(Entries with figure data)
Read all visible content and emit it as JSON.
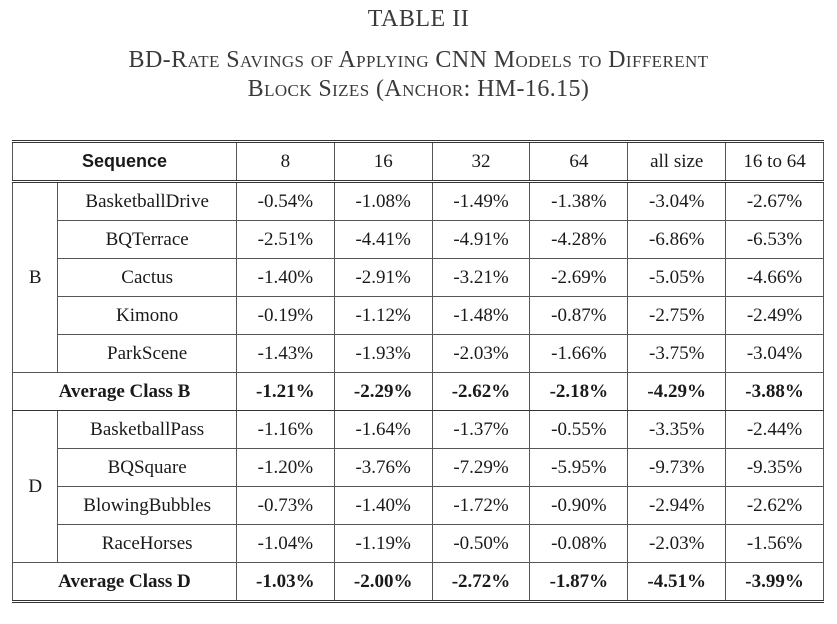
{
  "caption": {
    "label": "TABLE II",
    "title_line1": "BD-Rate Savings of Applying CNN Models to Different",
    "title_line2": "Block Sizes (Anchor: HM-16.15)"
  },
  "table": {
    "header": {
      "sequence": "Sequence",
      "columns": [
        "8",
        "16",
        "32",
        "64",
        "all size",
        "16 to 64"
      ]
    },
    "groups": [
      {
        "class": "B",
        "rows": [
          {
            "name": "BasketballDrive",
            "values": [
              "-0.54%",
              "-1.08%",
              "-1.49%",
              "-1.38%",
              "-3.04%",
              "-2.67%"
            ]
          },
          {
            "name": "BQTerrace",
            "values": [
              "-2.51%",
              "-4.41%",
              "-4.91%",
              "-4.28%",
              "-6.86%",
              "-6.53%"
            ]
          },
          {
            "name": "Cactus",
            "values": [
              "-1.40%",
              "-2.91%",
              "-3.21%",
              "-2.69%",
              "-5.05%",
              "-4.66%"
            ]
          },
          {
            "name": "Kimono",
            "values": [
              "-0.19%",
              "-1.12%",
              "-1.48%",
              "-0.87%",
              "-2.75%",
              "-2.49%"
            ]
          },
          {
            "name": "ParkScene",
            "values": [
              "-1.43%",
              "-1.93%",
              "-2.03%",
              "-1.66%",
              "-3.75%",
              "-3.04%"
            ]
          }
        ],
        "average": {
          "label": "Average Class B",
          "values": [
            "-1.21%",
            "-2.29%",
            "-2.62%",
            "-2.18%",
            "-4.29%",
            "-3.88%"
          ]
        }
      },
      {
        "class": "D",
        "rows": [
          {
            "name": "BasketballPass",
            "values": [
              "-1.16%",
              "-1.64%",
              "-1.37%",
              "-0.55%",
              "-3.35%",
              "-2.44%"
            ]
          },
          {
            "name": "BQSquare",
            "values": [
              "-1.20%",
              "-3.76%",
              "-7.29%",
              "-5.95%",
              "-9.73%",
              "-9.35%"
            ]
          },
          {
            "name": "BlowingBubbles",
            "values": [
              "-0.73%",
              "-1.40%",
              "-1.72%",
              "-0.90%",
              "-2.94%",
              "-2.62%"
            ]
          },
          {
            "name": "RaceHorses",
            "values": [
              "-1.04%",
              "-1.19%",
              "-0.50%",
              "-0.08%",
              "-2.03%",
              "-1.56%"
            ]
          }
        ],
        "average": {
          "label": "Average Class D",
          "values": [
            "-1.03%",
            "-2.00%",
            "-2.72%",
            "-1.87%",
            "-4.51%",
            "-3.99%"
          ]
        }
      }
    ]
  }
}
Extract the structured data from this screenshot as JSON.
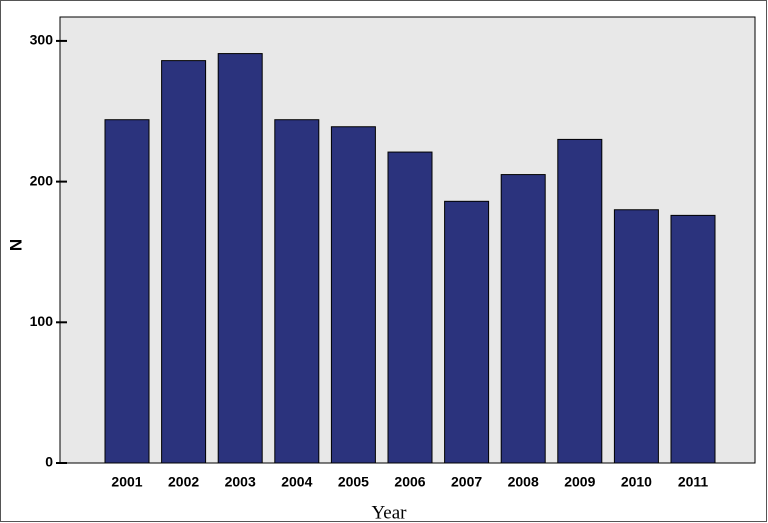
{
  "chart_data": {
    "type": "bar",
    "x_label": "Year",
    "y_label": "N",
    "categories": [
      "2001",
      "2002",
      "2003",
      "2004",
      "2005",
      "2006",
      "2007",
      "2008",
      "2009",
      "2010",
      "2011"
    ],
    "values": [
      244,
      286,
      291,
      244,
      239,
      221,
      186,
      205,
      230,
      180,
      176
    ],
    "color": "#2b337d",
    "ylim": [
      0,
      317
    ],
    "yticks": [
      0,
      100,
      200,
      300
    ],
    "grid": false
  }
}
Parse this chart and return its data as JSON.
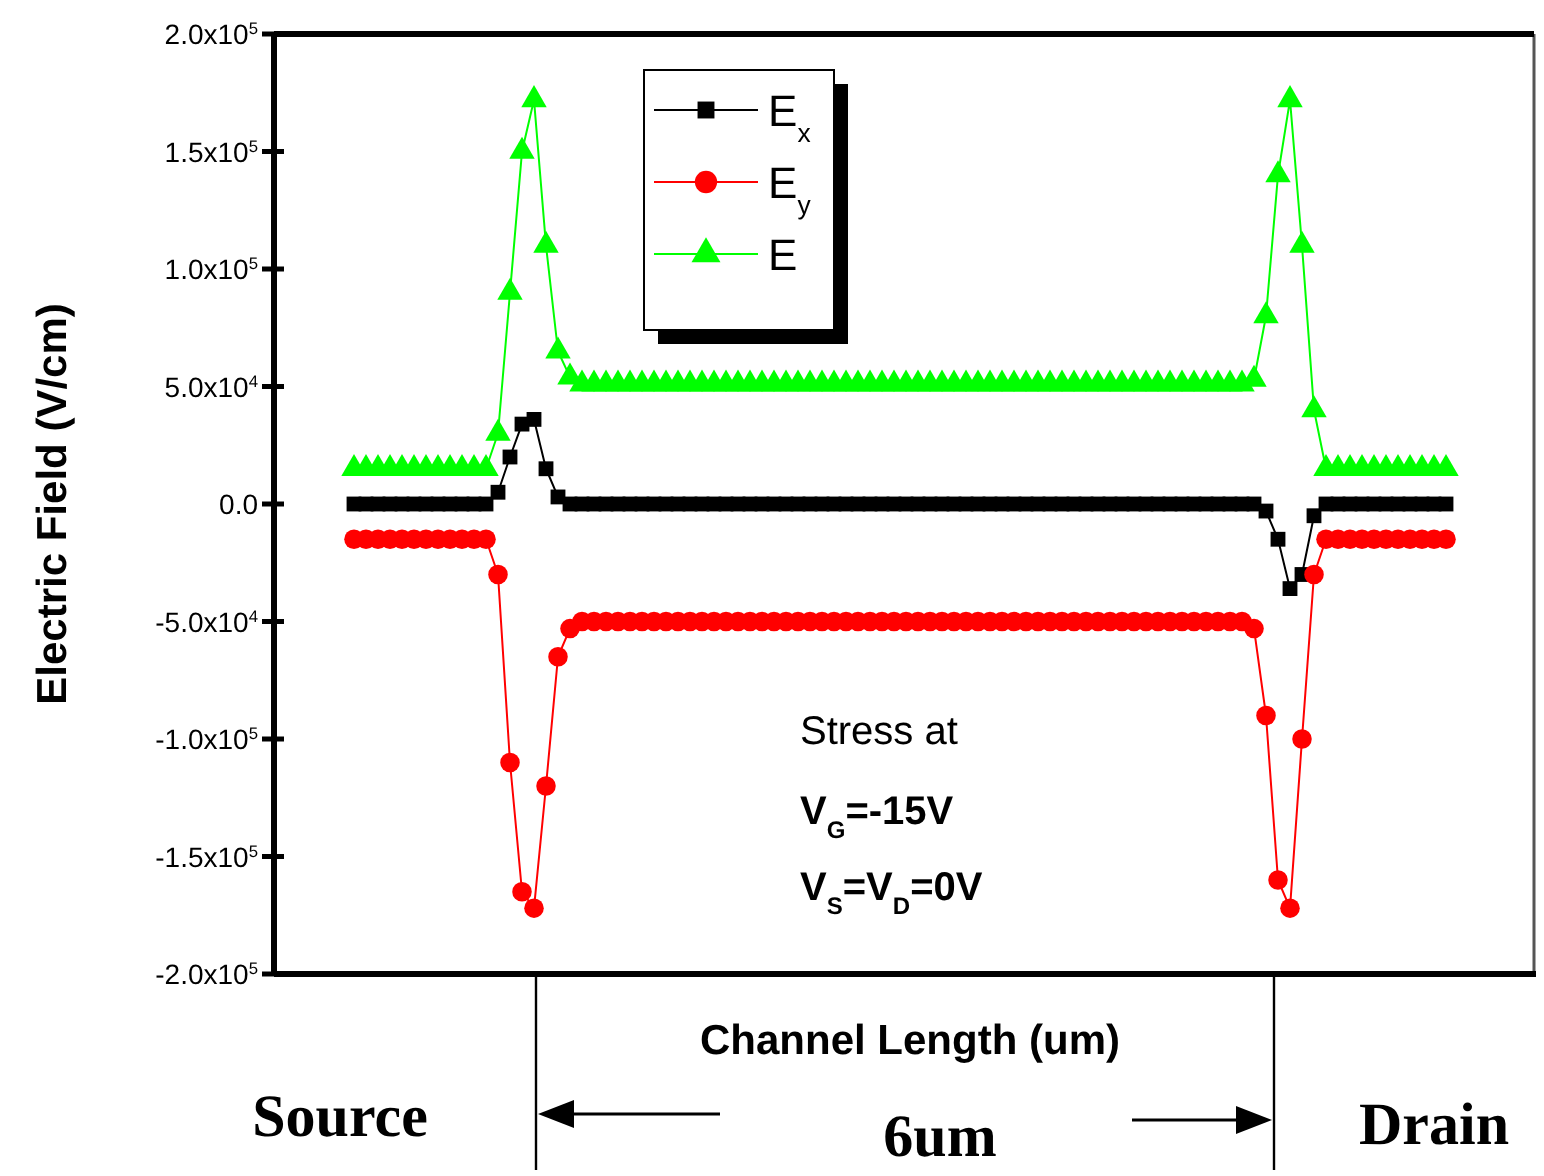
{
  "chart_data": {
    "type": "line",
    "xlabel": "Channel Length (um)",
    "ylabel": "Electric Field (V/cm)",
    "categories": [
      null,
      null,
      null,
      null,
      null,
      null,
      null,
      null,
      null,
      null,
      null,
      null,
      null,
      null,
      null,
      null,
      null,
      null,
      null,
      null,
      null,
      null,
      null,
      null,
      null,
      null,
      null,
      null,
      null,
      null,
      null,
      null,
      null,
      null,
      null,
      null,
      null,
      null,
      null,
      null,
      null,
      null,
      null,
      null,
      null,
      null,
      null,
      null,
      null,
      null,
      null,
      null,
      null,
      null,
      null,
      null,
      null,
      null,
      null,
      null,
      null,
      null,
      null,
      null,
      null,
      null,
      null,
      null,
      null,
      null,
      null,
      null,
      null,
      null,
      null,
      null,
      null,
      null,
      null,
      null,
      null,
      null,
      null,
      null,
      null,
      null,
      null,
      null,
      null,
      null,
      null,
      null
    ],
    "series": [
      {
        "name": "E$_{x}$",
        "color": "#000000",
        "marker": "square",
        "values": [
          0,
          0,
          0,
          0,
          0,
          0,
          0,
          0,
          0,
          0,
          0,
          0,
          5000,
          20000,
          34000,
          36000,
          15000,
          3000,
          0,
          0,
          0,
          0,
          0,
          0,
          0,
          0,
          0,
          0,
          0,
          0,
          0,
          0,
          0,
          0,
          0,
          0,
          0,
          0,
          0,
          0,
          0,
          0,
          0,
          0,
          0,
          0,
          0,
          0,
          0,
          0,
          0,
          0,
          0,
          0,
          0,
          0,
          0,
          0,
          0,
          0,
          0,
          0,
          0,
          0,
          0,
          0,
          0,
          0,
          0,
          0,
          0,
          0,
          0,
          0,
          0,
          0,
          -3000,
          -15000,
          -36000,
          -30000,
          -5000,
          0,
          0,
          0,
          0,
          0,
          0,
          0,
          0,
          0,
          0,
          0
        ]
      },
      {
        "name": "E$_{y}$",
        "color": "#ff0000",
        "marker": "circle",
        "values": [
          -15000,
          -15000,
          -15000,
          -15000,
          -15000,
          -15000,
          -15000,
          -15000,
          -15000,
          -15000,
          -15000,
          -15000,
          -30000,
          -110000,
          -165000,
          -172000,
          -120000,
          -65000,
          -53000,
          -50000,
          -50000,
          -50000,
          -50000,
          -50000,
          -50000,
          -50000,
          -50000,
          -50000,
          -50000,
          -50000,
          -50000,
          -50000,
          -50000,
          -50000,
          -50000,
          -50000,
          -50000,
          -50000,
          -50000,
          -50000,
          -50000,
          -50000,
          -50000,
          -50000,
          -50000,
          -50000,
          -50000,
          -50000,
          -50000,
          -50000,
          -50000,
          -50000,
          -50000,
          -50000,
          -50000,
          -50000,
          -50000,
          -50000,
          -50000,
          -50000,
          -50000,
          -50000,
          -50000,
          -50000,
          -50000,
          -50000,
          -50000,
          -50000,
          -50000,
          -50000,
          -50000,
          -50000,
          -50000,
          -50000,
          -50000,
          -53000,
          -90000,
          -160000,
          -172000,
          -100000,
          -30000,
          -15000,
          -15000,
          -15000,
          -15000,
          -15000,
          -15000,
          -15000,
          -15000,
          -15000,
          -15000,
          -15000
        ]
      },
      {
        "name": "E",
        "color": "#00ff00",
        "marker": "triangle",
        "values": [
          15000,
          15000,
          15000,
          15000,
          15000,
          15000,
          15000,
          15000,
          15000,
          15000,
          15000,
          15000,
          30000,
          90000,
          150000,
          172000,
          110000,
          65000,
          54000,
          51000,
          51000,
          51000,
          51000,
          51000,
          51000,
          51000,
          51000,
          51000,
          51000,
          51000,
          51000,
          51000,
          51000,
          51000,
          51000,
          51000,
          51000,
          51000,
          51000,
          51000,
          51000,
          51000,
          51000,
          51000,
          51000,
          51000,
          51000,
          51000,
          51000,
          51000,
          51000,
          51000,
          51000,
          51000,
          51000,
          51000,
          51000,
          51000,
          51000,
          51000,
          51000,
          51000,
          51000,
          51000,
          51000,
          51000,
          51000,
          51000,
          51000,
          51000,
          51000,
          51000,
          51000,
          51000,
          51000,
          53000,
          80000,
          140000,
          172000,
          110000,
          40000,
          15000,
          15000,
          15000,
          15000,
          15000,
          15000,
          15000,
          15000,
          15000,
          15000,
          15000
        ]
      }
    ],
    "ylim": [
      -200000,
      200000
    ],
    "yticks": [
      {
        "value": -200000,
        "label": "-2.0x10$^{5}$"
      },
      {
        "value": -150000,
        "label": "-1.5x10$^{5}$"
      },
      {
        "value": -100000,
        "label": "-1.0x10$^{5}$"
      },
      {
        "value": -50000,
        "label": "-5.0x10$^{4}$"
      },
      {
        "value": 0,
        "label": "0.0"
      },
      {
        "value": 50000,
        "label": "5.0x10$^{4}$"
      },
      {
        "value": 100000,
        "label": "1.0x10$^{5}$"
      },
      {
        "value": 150000,
        "label": "1.5x10$^{5}$"
      },
      {
        "value": 200000,
        "label": "2.0x10$^{5}$"
      }
    ],
    "tick_labels": "y",
    "legend": "top",
    "grid": false,
    "line_style": "solid",
    "annotations": [
      "Stress at",
      "V$_{G}$=-15V",
      "V$_{S}$=V$_{D}$=0V",
      "Source",
      "6um",
      "Drain"
    ]
  }
}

# Task to complete:
Select all lines in the listing above where the word "marker" appears, and show them.

# Reply to the task:
        "marker": "square",
        "marker": "circle",
        "marker": "triangle",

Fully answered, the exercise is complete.